-- JOB --
Collect all lines from the records below that include the word "Parque".

-- THE RECORDS --

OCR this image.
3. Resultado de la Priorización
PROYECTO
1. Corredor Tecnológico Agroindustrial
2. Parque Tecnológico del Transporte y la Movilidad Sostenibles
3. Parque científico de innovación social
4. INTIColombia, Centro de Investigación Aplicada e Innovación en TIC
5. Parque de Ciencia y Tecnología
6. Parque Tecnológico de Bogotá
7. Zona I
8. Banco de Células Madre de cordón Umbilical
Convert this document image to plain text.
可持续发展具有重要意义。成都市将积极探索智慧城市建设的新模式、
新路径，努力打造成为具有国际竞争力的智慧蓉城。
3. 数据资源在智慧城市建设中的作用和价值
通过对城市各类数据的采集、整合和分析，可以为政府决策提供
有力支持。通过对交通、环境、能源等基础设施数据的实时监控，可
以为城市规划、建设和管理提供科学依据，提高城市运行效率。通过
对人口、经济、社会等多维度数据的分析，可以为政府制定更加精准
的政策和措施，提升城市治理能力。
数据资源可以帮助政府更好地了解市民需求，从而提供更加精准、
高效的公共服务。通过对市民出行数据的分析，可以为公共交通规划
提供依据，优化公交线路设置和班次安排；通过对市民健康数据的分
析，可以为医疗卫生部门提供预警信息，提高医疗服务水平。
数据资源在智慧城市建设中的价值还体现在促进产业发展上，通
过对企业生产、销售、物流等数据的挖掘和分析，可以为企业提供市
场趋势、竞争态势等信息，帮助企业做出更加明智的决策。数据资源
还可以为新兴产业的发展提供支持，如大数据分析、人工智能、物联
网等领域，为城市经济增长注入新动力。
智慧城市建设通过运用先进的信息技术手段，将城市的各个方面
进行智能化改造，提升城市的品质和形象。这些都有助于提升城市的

-- COMPLETE ANSWER --
2. Parque Tecnológico del Transporte y la Movilidad Sostenibles
3. Parque científico de innovación social
5. Parque de Ciencia y Tecnología
6. Parque Tecnológico de Bogotá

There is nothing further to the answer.